## What the task requires
Reproduce every entry exactly and leave its pictures out.
━━━━━━━━━━
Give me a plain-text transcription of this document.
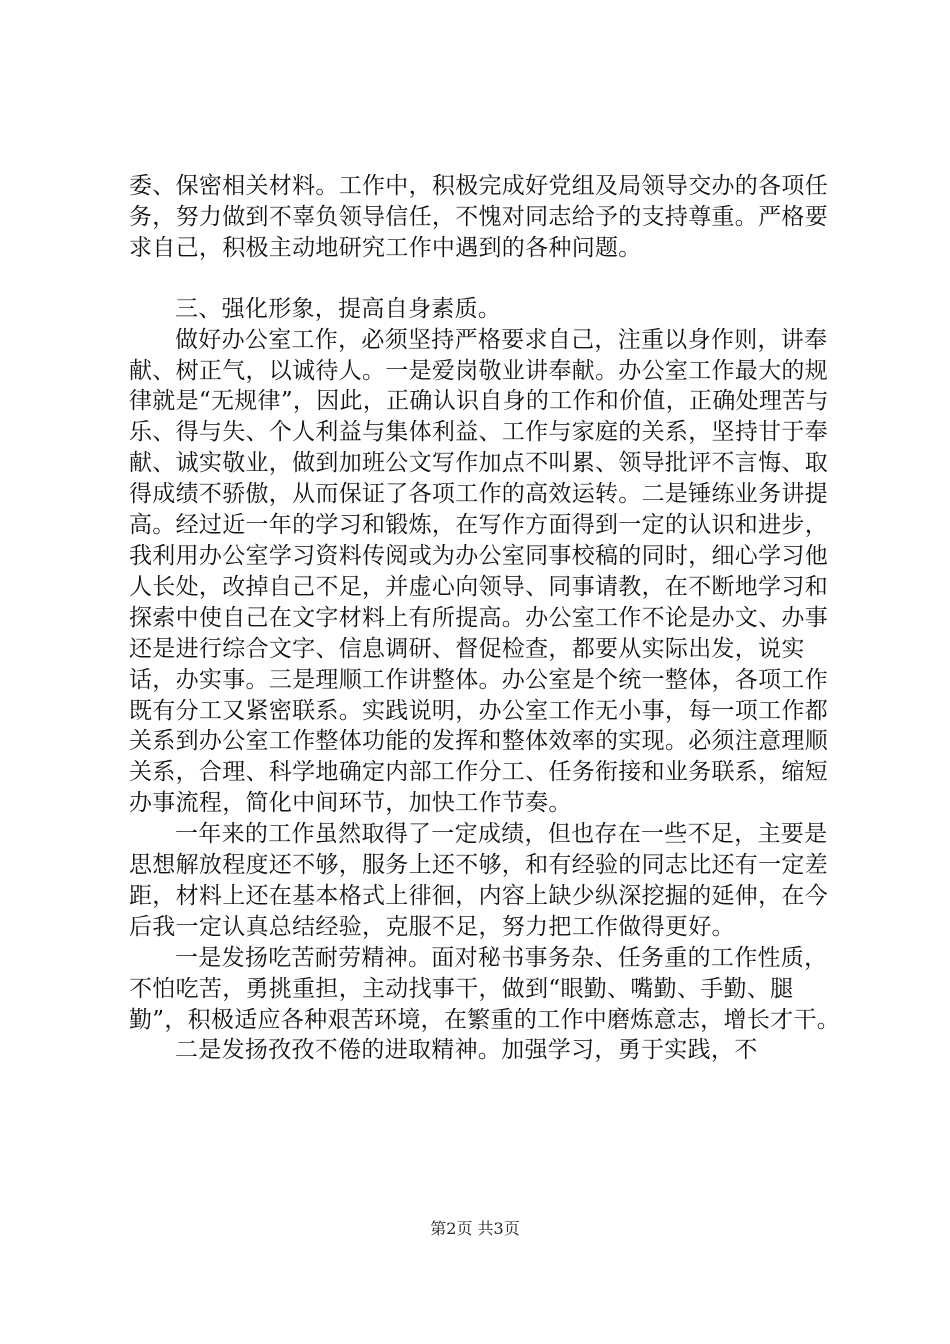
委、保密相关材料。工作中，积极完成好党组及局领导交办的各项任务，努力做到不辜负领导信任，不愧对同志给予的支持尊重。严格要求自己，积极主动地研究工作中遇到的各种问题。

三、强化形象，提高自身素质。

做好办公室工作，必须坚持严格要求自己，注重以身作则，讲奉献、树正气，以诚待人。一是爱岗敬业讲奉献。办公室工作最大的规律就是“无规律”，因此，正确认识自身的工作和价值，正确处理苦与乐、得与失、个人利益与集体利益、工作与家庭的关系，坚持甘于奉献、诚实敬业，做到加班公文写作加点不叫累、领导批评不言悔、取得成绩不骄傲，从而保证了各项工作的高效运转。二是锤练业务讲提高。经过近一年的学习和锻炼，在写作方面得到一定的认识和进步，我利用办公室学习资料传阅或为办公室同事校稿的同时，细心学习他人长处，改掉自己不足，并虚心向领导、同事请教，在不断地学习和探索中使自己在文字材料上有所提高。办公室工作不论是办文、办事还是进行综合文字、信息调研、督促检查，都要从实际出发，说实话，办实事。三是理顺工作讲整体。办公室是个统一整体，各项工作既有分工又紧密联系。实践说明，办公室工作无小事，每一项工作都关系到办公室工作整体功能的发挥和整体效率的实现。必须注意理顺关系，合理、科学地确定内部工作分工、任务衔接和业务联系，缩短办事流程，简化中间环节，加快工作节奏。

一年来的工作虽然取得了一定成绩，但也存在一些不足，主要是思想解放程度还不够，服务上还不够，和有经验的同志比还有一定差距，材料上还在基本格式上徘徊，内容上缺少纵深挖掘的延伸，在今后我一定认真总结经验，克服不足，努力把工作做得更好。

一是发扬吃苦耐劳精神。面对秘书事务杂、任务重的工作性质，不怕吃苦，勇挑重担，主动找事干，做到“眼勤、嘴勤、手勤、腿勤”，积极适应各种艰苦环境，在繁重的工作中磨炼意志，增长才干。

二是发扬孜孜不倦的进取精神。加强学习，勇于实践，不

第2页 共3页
━━━━━━━━━━
## Answer to the exercise
Give me a plain-text transcription of this document.
委、保密相关材料。工作中，积极完成好党组及局领导交办的各项任务，努力做到不辜负领导信任，不愧对同志给予的支持尊重。严格要求自己，积极主动地研究工作中遇到的各种问题。

三、强化形象，提高自身素质。

做好办公室工作，必须坚持严格要求自己，注重以身作则，讲奉献、树正气，以诚待人。一是爱岗敬业讲奉献。办公室工作最大的规律就是“无规律”，因此，正确认识自身的工作和价值，正确处理苦与乐、得与失、个人利益与集体利益、工作与家庭的关系，坚持甘于奉献、诚实敬业，做到加班公文写作加点不叫累、领导批评不言悔、取得成绩不骄傲，从而保证了各项工作的高效运转。二是锤练业务讲提高。经过近一年的学习和锻炼，在写作方面得到一定的认识和进步，我利用办公室学习资料传阅或为办公室同事校稿的同时，细心学习他人长处，改掉自己不足，并虚心向领导、同事请教，在不断地学习和探索中使自己在文字材料上有所提高。办公室工作不论是办文、办事还是进行综合文字、信息调研、督促检查，都要从实际出发，说实话，办实事。三是理顺工作讲整体。办公室是个统一整体，各项工作既有分工又紧密联系。实践说明，办公室工作无小事，每一项工作都关系到办公室工作整体功能的发挥和整体效率的实现。必须注意理顺关系，合理、科学地确定内部工作分工、任务衔接和业务联系，缩短办事流程，简化中间环节，加快工作节奏。

一年来的工作虽然取得了一定成绩，但也存在一些不足，主要是思想解放程度还不够，服务上还不够，和有经验的同志比还有一定差距，材料上还在基本格式上徘徊，内容上缺少纵深挖掘的延伸，在今后我一定认真总结经验，克服不足，努力把工作做得更好。

一是发扬吃苦耐劳精神。面对秘书事务杂、任务重的工作性质，不怕吃苦，勇挑重担，主动找事干，做到“眼勤、嘴勤、手勤、腿勤”，积极适应各种艰苦环境，在繁重的工作中磨炼意志，增长才干。

二是发扬孜孜不倦的进取精神。加强学习，勇于实践，不

第2页 共3页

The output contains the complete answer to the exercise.